━━━ RECORDS FOR THE EXERCISE ━━━
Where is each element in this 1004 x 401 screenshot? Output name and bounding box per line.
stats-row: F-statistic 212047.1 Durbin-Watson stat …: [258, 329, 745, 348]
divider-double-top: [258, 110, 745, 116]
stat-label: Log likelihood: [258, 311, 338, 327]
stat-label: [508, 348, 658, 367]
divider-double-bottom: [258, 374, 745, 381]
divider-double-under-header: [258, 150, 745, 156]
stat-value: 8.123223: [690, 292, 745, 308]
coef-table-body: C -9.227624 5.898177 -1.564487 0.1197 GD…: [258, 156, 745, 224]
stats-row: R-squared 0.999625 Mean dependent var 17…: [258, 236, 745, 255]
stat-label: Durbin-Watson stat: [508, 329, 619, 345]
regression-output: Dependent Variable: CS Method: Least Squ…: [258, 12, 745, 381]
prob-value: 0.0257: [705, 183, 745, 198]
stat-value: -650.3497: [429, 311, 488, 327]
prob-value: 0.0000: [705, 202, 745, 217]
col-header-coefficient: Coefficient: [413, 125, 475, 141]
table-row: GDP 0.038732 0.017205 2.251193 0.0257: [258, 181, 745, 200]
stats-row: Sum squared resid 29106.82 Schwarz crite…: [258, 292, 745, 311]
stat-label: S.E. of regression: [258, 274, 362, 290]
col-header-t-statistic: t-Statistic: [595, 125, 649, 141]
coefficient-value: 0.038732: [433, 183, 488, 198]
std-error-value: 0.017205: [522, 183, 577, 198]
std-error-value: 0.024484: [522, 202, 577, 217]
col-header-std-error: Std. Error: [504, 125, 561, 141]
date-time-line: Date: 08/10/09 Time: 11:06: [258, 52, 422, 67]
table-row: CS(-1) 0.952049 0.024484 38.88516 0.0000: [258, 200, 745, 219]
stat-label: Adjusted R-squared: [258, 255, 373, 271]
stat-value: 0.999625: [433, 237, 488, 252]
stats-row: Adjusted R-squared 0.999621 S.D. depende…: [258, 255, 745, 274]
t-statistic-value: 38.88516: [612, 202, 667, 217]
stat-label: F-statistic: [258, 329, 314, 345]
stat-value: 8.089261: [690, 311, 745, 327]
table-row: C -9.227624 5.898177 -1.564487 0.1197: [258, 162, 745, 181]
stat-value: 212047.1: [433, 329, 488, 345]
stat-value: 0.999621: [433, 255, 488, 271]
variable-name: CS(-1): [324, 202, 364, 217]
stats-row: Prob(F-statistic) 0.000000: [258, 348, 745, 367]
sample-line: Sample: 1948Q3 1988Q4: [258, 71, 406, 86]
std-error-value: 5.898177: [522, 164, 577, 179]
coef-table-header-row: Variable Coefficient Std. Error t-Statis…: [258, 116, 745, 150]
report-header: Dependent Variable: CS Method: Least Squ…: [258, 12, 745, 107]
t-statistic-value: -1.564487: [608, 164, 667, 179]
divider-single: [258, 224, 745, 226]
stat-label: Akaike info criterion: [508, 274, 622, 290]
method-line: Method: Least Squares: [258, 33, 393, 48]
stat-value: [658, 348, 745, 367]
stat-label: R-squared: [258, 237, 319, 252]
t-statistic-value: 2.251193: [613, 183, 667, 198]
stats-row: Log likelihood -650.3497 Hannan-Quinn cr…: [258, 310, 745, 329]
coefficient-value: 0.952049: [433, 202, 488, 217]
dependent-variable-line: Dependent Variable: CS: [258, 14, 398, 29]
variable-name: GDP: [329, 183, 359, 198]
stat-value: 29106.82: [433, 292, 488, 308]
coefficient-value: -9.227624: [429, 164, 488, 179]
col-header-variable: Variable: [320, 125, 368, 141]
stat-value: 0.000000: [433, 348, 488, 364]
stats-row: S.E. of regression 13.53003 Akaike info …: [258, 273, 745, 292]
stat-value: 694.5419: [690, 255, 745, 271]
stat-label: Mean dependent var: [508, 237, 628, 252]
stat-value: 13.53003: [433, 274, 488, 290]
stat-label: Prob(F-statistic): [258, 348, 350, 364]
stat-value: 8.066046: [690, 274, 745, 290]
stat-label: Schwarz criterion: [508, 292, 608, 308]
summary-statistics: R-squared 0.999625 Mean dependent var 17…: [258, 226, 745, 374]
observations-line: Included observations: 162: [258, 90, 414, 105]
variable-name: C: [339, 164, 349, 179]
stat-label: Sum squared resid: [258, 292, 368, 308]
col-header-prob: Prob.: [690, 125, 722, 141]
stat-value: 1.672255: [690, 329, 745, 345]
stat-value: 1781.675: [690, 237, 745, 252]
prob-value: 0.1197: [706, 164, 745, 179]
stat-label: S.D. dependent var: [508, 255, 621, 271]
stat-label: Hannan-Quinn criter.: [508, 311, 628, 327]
━━━
*WORK TO DO:*
Recast everything from the start of the listing down to the line containing "stat-label: [508, 348, 658, 367]" as a Markdown table with the columns Row and Line. Number each nonblank line and omit blank lines.

*WRITTEN ANSWER:*
| Row | Line |
|---|---|
| 1 | Where is each element in this 1004 x 401 screenshot? Output name and bounding box per line. |
| 2 | stats-row: F-statistic 212047.1 Durbin-Watson stat …: [258, 329, 745, 348] |
| 3 | divider-double-top: [258, 110, 745, 116] |
| 4 | stat-label: Log likelihood: [258, 311, 338, 327] |
| 5 | stat-label: [508, 348, 658, 367] |